### WHAT THIS TASK INVOLVES:
Output the entries word for word. Omit images.

- - - - - - -

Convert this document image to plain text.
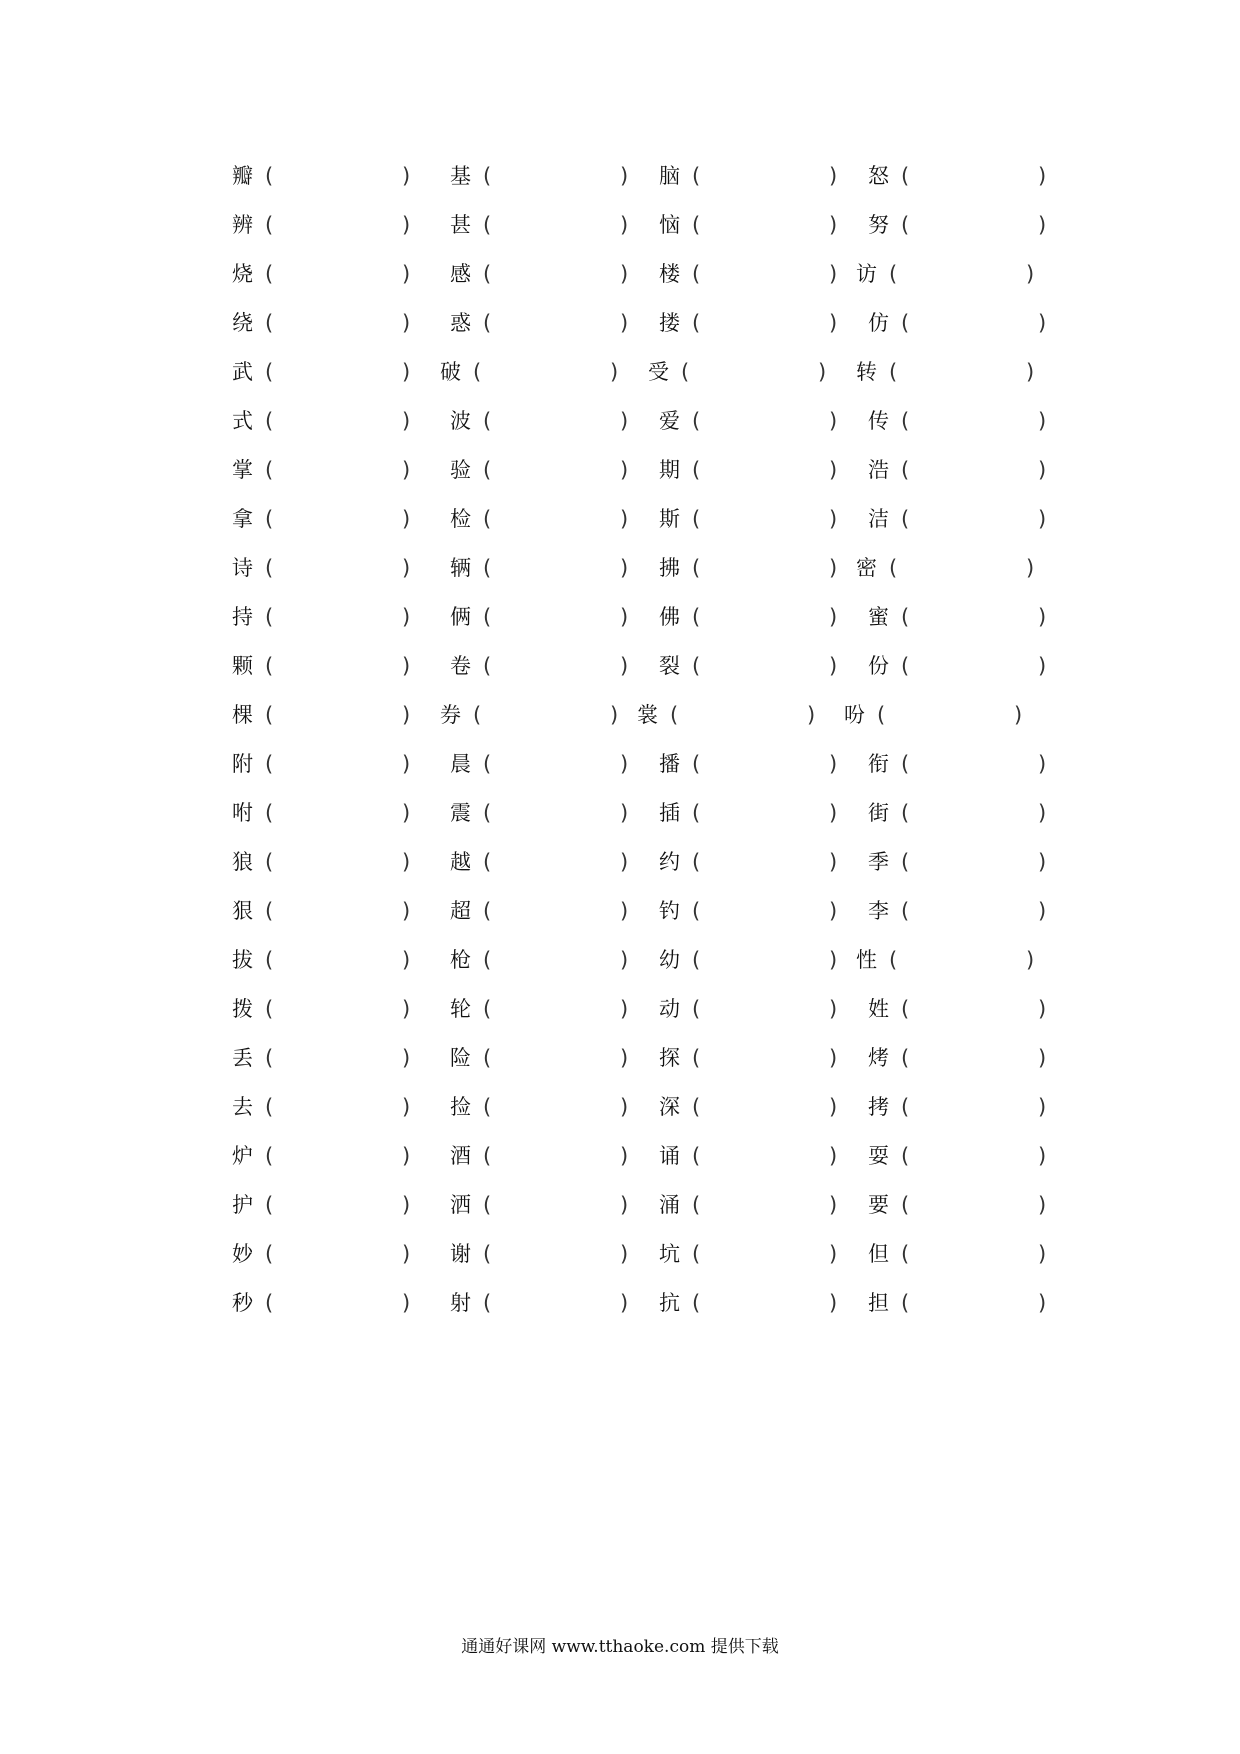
瓣 (	) 基 (	) 脑 (	) 怒 (	)
辨 (	) 甚 (	) 恼 (	) 努 (	)
烧 (	) 感 (	) 楼 (	) 访 (	)
绕 (	) 惑 (	) 搂 (	) 仿 (	)
武 (	) 破 (	) 受 (	) 转 (	)
式 (	) 波 (	) 爱 (	) 传 (	)
掌 (	) 验 (	) 期 (	) 浩 (	)
拿 (	) 检 (	) 斯 (	) 洁 (	)
诗 (	) 辆 (	) 拂 (	) 密 (	)
持 (	) 俩 (	) 佛 (	) 蜜 (	)
颗 (	) 卷 (	) 裂 (	) 份 (	)
棵 (	) 券 (	) 裳 (	) 吩 (	)
附 (	) 晨 (	) 播 (	) 衔 (	)
咐 (	) 震 (	) 插 (	) 街 (	)
狼 (	) 越 (	) 约 (	) 季 (	)
狠 (	) 超 (	) 钓 (	) 李 (	)
拔 (	) 枪 (	) 幼 (	) 性 (	)
拨 (	) 轮 (	) 动 (	) 姓 (	)
丢 (	) 险 (	) 探 (	) 烤 (	)
去 (	) 捡 (	) 深 (	) 拷 (	)
炉 (	) 酒 (	) 诵 (	) 耍 (	)
护 (	) 洒 (	) 涌 (	) 要 (	)
妙 (	) 谢 (	) 坑 (	) 但 (	)
秒 (	) 射 (	) 抗 (	) 担 (	)
通通好课网 www.tthaoke.com 提供下载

- - - - - - -

### PROBLEM SOLUTION:
Convert this document image to plain text.
瓣 (	) 基 (	) 脑 (	) 怒 (	)
辨 (	) 甚 (	) 恼 (	) 努 (	)
烧 (	) 感 (	) 楼 (	) 访 (	)
绕 (	) 惑 (	) 搂 (	) 仿 (	)
武 (	) 破 (	) 受 (	) 转 (	)
式 (	) 波 (	) 爱 (	) 传 (	)
掌 (	) 验 (	) 期 (	) 浩 (	)
拿 (	) 检 (	) 斯 (	) 洁 (	)
诗 (	) 辆 (	) 拂 (	) 密 (	)
持 (	) 俩 (	) 佛 (	) 蜜 (	)
颗 (	) 卷 (	) 裂 (	) 份 (	)
棵 (	) 券 (	) 裳 (	) 吩 (	)
附 (	) 晨 (	) 播 (	) 衔 (	)
咐 (	) 震 (	) 插 (	) 街 (	)
狼 (	) 越 (	) 约 (	) 季 (	)
狠 (	) 超 (	) 钓 (	) 李 (	)
拔 (	) 枪 (	) 幼 (	) 性 (	)
拨 (	) 轮 (	) 动 (	) 姓 (	)
丢 (	) 险 (	) 探 (	) 烤 (	)
去 (	) 捡 (	) 深 (	) 拷 (	)
炉 (	) 酒 (	) 诵 (	) 耍 (	)
护 (	) 洒 (	) 涌 (	) 要 (	)
妙 (	) 谢 (	) 坑 (	) 但 (	)
秒 (	) 射 (	) 抗 (	) 担 (	)
通通好课网 www.tthaoke.com 提供下载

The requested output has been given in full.